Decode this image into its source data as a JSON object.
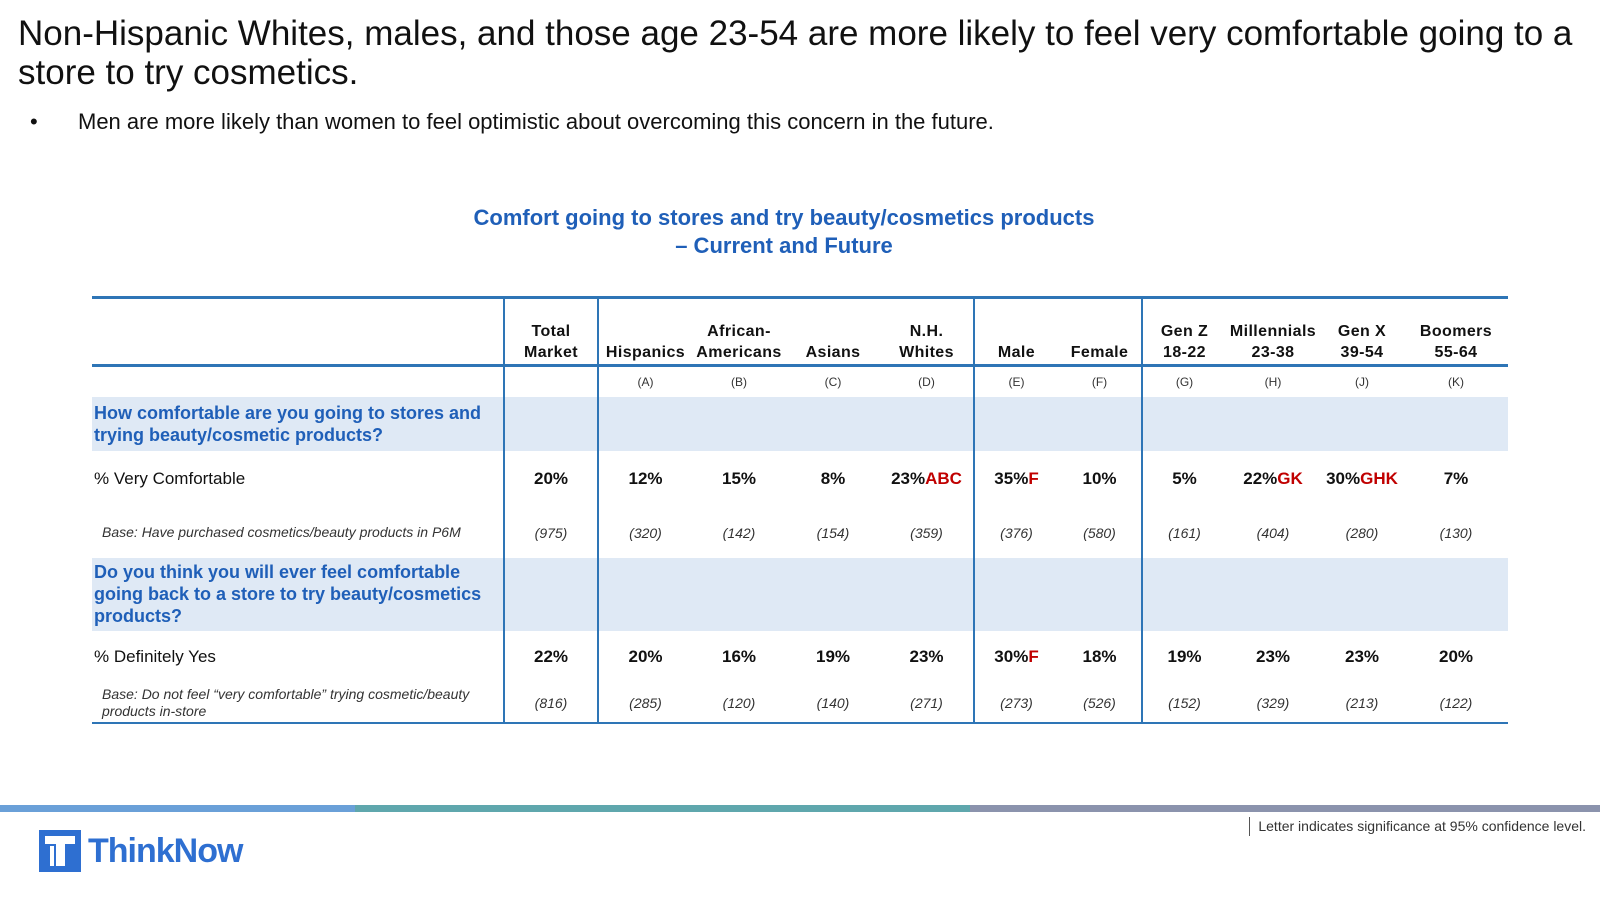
{
  "headline": "Non-Hispanic Whites, males, and those age 23-54 are more likely to feel very comfortable going to a store to try cosmetics.",
  "bullet": "Men are more likely than women to feel optimistic about overcoming this concern in the future.",
  "bullet_symbol": "•",
  "table_title": {
    "line1": "Comfort going to stores and try beauty/cosmetics products",
    "line2": "– Current and Future"
  },
  "columns": [
    {
      "line1": "Total",
      "line2": "Market",
      "letter": ""
    },
    {
      "line1": "",
      "line2": "Hispanics",
      "letter": "(A)"
    },
    {
      "line1": "African-",
      "line2": "Americans",
      "letter": "(B)"
    },
    {
      "line1": "",
      "line2": "Asians",
      "letter": "(C)"
    },
    {
      "line1": "N.H.",
      "line2": "Whites",
      "letter": "(D)"
    },
    {
      "line1": "",
      "line2": "Male",
      "letter": "(E)"
    },
    {
      "line1": "",
      "line2": "Female",
      "letter": "(F)"
    },
    {
      "line1": "Gen Z",
      "line2": "18-22",
      "letter": "(G)"
    },
    {
      "line1": "Millennials",
      "line2": "23-38",
      "letter": "(H)"
    },
    {
      "line1": "Gen X",
      "line2": "39-54",
      "letter": "(J)"
    },
    {
      "line1": "Boomers",
      "line2": "55-64",
      "letter": "(K)"
    }
  ],
  "sections": [
    {
      "question": "How comfortable are you going to stores and trying beauty/cosmetic products?",
      "metric_label": "% Very Comfortable",
      "values": [
        {
          "v": "20%",
          "sig": ""
        },
        {
          "v": "12%",
          "sig": ""
        },
        {
          "v": "15%",
          "sig": ""
        },
        {
          "v": "8%",
          "sig": ""
        },
        {
          "v": "23%",
          "sig": "ABC"
        },
        {
          "v": "35%",
          "sig": "F"
        },
        {
          "v": "10%",
          "sig": ""
        },
        {
          "v": "5%",
          "sig": ""
        },
        {
          "v": "22%",
          "sig": "GK"
        },
        {
          "v": "30%",
          "sig": "GHK"
        },
        {
          "v": "7%",
          "sig": ""
        }
      ],
      "base_label": "Base: Have purchased cosmetics/beauty products in P6M",
      "bases": [
        "(975)",
        "(320)",
        "(142)",
        "(154)",
        "(359)",
        "(376)",
        "(580)",
        "(161)",
        "(404)",
        "(280)",
        "(130)"
      ]
    },
    {
      "question": "Do you think you will ever feel comfortable going back to a store to try beauty/cosmetics products?",
      "metric_label": "% Definitely Yes",
      "values": [
        {
          "v": "22%",
          "sig": ""
        },
        {
          "v": "20%",
          "sig": ""
        },
        {
          "v": "16%",
          "sig": ""
        },
        {
          "v": "19%",
          "sig": ""
        },
        {
          "v": "23%",
          "sig": ""
        },
        {
          "v": "30%",
          "sig": "F"
        },
        {
          "v": "18%",
          "sig": ""
        },
        {
          "v": "19%",
          "sig": ""
        },
        {
          "v": "23%",
          "sig": ""
        },
        {
          "v": "23%",
          "sig": ""
        },
        {
          "v": "20%",
          "sig": ""
        }
      ],
      "base_label": "Base: Do not feel “very comfortable” trying cosmetic/beauty products in-store",
      "bases": [
        "(816)",
        "(285)",
        "(120)",
        "(140)",
        "(271)",
        "(273)",
        "(526)",
        "(152)",
        "(329)",
        "(213)",
        "(122)"
      ]
    }
  ],
  "footer": {
    "logo_text": "ThinkNow",
    "note": "Letter indicates significance at 95% confidence level."
  },
  "colors": {
    "accent_blue": "#2e75b6",
    "title_blue": "#1f5fb8",
    "significance_red": "#c00000",
    "question_band": "#dfe9f5"
  }
}
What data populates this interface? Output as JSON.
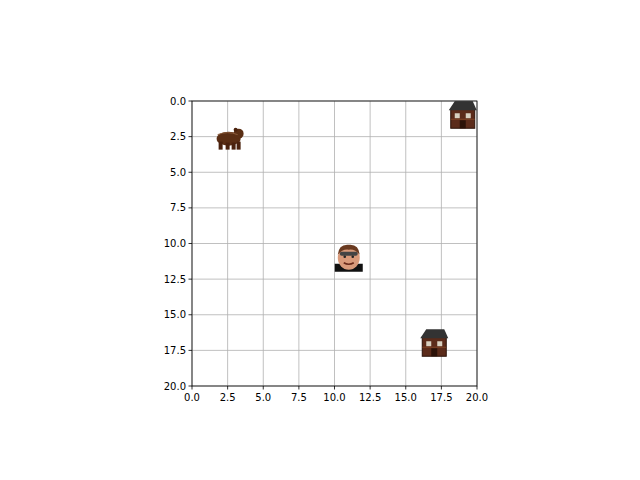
{
  "chart_data": {
    "type": "scatter",
    "series": [
      {
        "marker": "bear",
        "x": [
          2.5
        ],
        "values": [
          2.5
        ]
      },
      {
        "marker": "house",
        "x": [
          19,
          17
        ],
        "values": [
          1,
          17
        ]
      },
      {
        "marker": "person",
        "x": [
          11
        ],
        "values": [
          11
        ]
      }
    ],
    "xlim": [
      0,
      20
    ],
    "ylim": [
      20,
      0
    ],
    "xticks": [
      {
        "value": 0,
        "label": "0.0"
      },
      {
        "value": 2.5,
        "label": "2.5"
      },
      {
        "value": 5,
        "label": "5.0"
      },
      {
        "value": 7.5,
        "label": "7.5"
      },
      {
        "value": 10,
        "label": "10.0"
      },
      {
        "value": 12.5,
        "label": "12.5"
      },
      {
        "value": 15,
        "label": "15.0"
      },
      {
        "value": 17.5,
        "label": "17.5"
      },
      {
        "value": 20,
        "label": "20.0"
      }
    ],
    "yticks": [
      {
        "value": 0,
        "label": "0.0"
      },
      {
        "value": 2.5,
        "label": "2.5"
      },
      {
        "value": 5,
        "label": "5.0"
      },
      {
        "value": 7.5,
        "label": "7.5"
      },
      {
        "value": 10,
        "label": "10.0"
      },
      {
        "value": 12.5,
        "label": "12.5"
      },
      {
        "value": 15,
        "label": "15.0"
      },
      {
        "value": 17.5,
        "label": "17.5"
      },
      {
        "value": 20,
        "label": "20.0"
      }
    ],
    "grid": true
  }
}
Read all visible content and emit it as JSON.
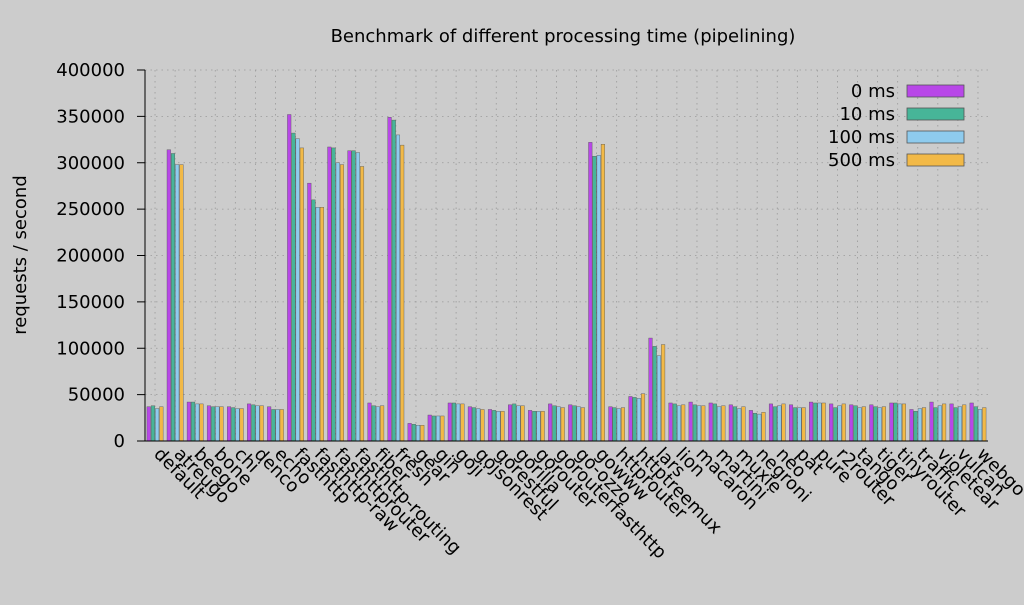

+++

Exercise:
Quote the listing above in full, except for the pictures.

Response:
Decode this image into its source data as a JSON object.
{
  "headline": "Non-Hispanic Whites, males, and those age 23-54 are more likely to feel very comfortable going to a store to try cosmetics.",
  "bullet": "Men are more likely than women to feel optimistic about overcoming this concern in the future.",
  "bullet_symbol": "•",
  "table_title": {
    "line1": "Comfort going to stores and try beauty/cosmetics products",
    "line2": "– Current and Future"
  },
  "columns": [
    {
      "line1": "Total",
      "line2": "Market",
      "letter": ""
    },
    {
      "line1": "",
      "line2": "Hispanics",
      "letter": "(A)"
    },
    {
      "line1": "African-",
      "line2": "Americans",
      "letter": "(B)"
    },
    {
      "line1": "",
      "line2": "Asians",
      "letter": "(C)"
    },
    {
      "line1": "N.H.",
      "line2": "Whites",
      "letter": "(D)"
    },
    {
      "line1": "",
      "line2": "Male",
      "letter": "(E)"
    },
    {
      "line1": "",
      "line2": "Female",
      "letter": "(F)"
    },
    {
      "line1": "Gen Z",
      "line2": "18-22",
      "letter": "(G)"
    },
    {
      "line1": "Millennials",
      "line2": "23-38",
      "letter": "(H)"
    },
    {
      "line1": "Gen X",
      "line2": "39-54",
      "letter": "(J)"
    },
    {
      "line1": "Boomers",
      "line2": "55-64",
      "letter": "(K)"
    }
  ],
  "sections": [
    {
      "question": "How comfortable are you going to stores and trying beauty/cosmetic products?",
      "metric_label": "% Very Comfortable",
      "values": [
        {
          "v": "20%",
          "sig": ""
        },
        {
          "v": "12%",
          "sig": ""
        },
        {
          "v": "15%",
          "sig": ""
        },
        {
          "v": "8%",
          "sig": ""
        },
        {
          "v": "23%",
          "sig": "ABC"
        },
        {
          "v": "35%",
          "sig": "F"
        },
        {
          "v": "10%",
          "sig": ""
        },
        {
          "v": "5%",
          "sig": ""
        },
        {
          "v": "22%",
          "sig": "GK"
        },
        {
          "v": "30%",
          "sig": "GHK"
        },
        {
          "v": "7%",
          "sig": ""
        }
      ],
      "base_label": "Base: Have purchased cosmetics/beauty products in P6M",
      "bases": [
        "(975)",
        "(320)",
        "(142)",
        "(154)",
        "(359)",
        "(376)",
        "(580)",
        "(161)",
        "(404)",
        "(280)",
        "(130)"
      ]
    },
    {
      "question": "Do you think you will ever feel comfortable going back to a store to try beauty/cosmetics products?",
      "metric_label": "% Definitely Yes",
      "values": [
        {
          "v": "22%",
          "sig": ""
        },
        {
          "v": "20%",
          "sig": ""
        },
        {
          "v": "16%",
          "sig": ""
        },
        {
          "v": "19%",
          "sig": ""
        },
        {
          "v": "23%",
          "sig": ""
        },
        {
          "v": "30%",
          "sig": "F"
        },
        {
          "v": "18%",
          "sig": ""
        },
        {
          "v": "19%",
          "sig": ""
        },
        {
          "v": "23%",
          "sig": ""
        },
        {
          "v": "23%",
          "sig": ""
        },
        {
          "v": "20%",
          "sig": ""
        }
      ],
      "base_label": "Base: Do not feel “very comfortable” trying cosmetic/beauty products in-store",
      "bases": [
        "(816)",
        "(285)",
        "(120)",
        "(140)",
        "(271)",
        "(273)",
        "(526)",
        "(152)",
        "(329)",
        "(213)",
        "(122)"
      ]
    }
  ],
  "footer": {
    "logo_text": "ThinkNow",
    "note": "Letter indicates significance at 95% confidence level."
  },
  "colors": {
    "accent_blue": "#2e75b6",
    "title_blue": "#1f5fb8",
    "significance_red": "#c00000",
    "question_band": "#dfe9f5"
  }
}
What data populates this interface? Output as JSON.
{
  "chart_data": {
    "type": "scatter",
    "series": [
      {
        "marker": "bear",
        "x": [
          2.5
        ],
        "values": [
          2.5
        ]
      },
      {
        "marker": "house",
        "x": [
          19,
          17
        ],
        "values": [
          1,
          17
        ]
      },
      {
        "marker": "person",
        "x": [
          11
        ],
        "values": [
          11
        ]
      }
    ],
    "xlim": [
      0,
      20
    ],
    "ylim": [
      20,
      0
    ],
    "xticks": [
      {
        "value": 0,
        "label": "0.0"
      },
      {
        "value": 2.5,
        "label": "2.5"
      },
      {
        "value": 5,
        "label": "5.0"
      },
      {
        "value": 7.5,
        "label": "7.5"
      },
      {
        "value": 10,
        "label": "10.0"
      },
      {
        "value": 12.5,
        "label": "12.5"
      },
      {
        "value": 15,
        "label": "15.0"
      },
      {
        "value": 17.5,
        "label": "17.5"
      },
      {
        "value": 20,
        "label": "20.0"
      }
    ],
    "yticks": [
      {
        "value": 0,
        "label": "0.0"
      },
      {
        "value": 2.5,
        "label": "2.5"
      },
      {
        "value": 5,
        "label": "5.0"
      },
      {
        "value": 7.5,
        "label": "7.5"
      },
      {
        "value": 10,
        "label": "10.0"
      },
      {
        "value": 12.5,
        "label": "12.5"
      },
      {
        "value": 15,
        "label": "15.0"
      },
      {
        "value": 17.5,
        "label": "17.5"
      },
      {
        "value": 20,
        "label": "20.0"
      }
    ],
    "grid": true
  }
}
Read all visible content and emit it as JSON.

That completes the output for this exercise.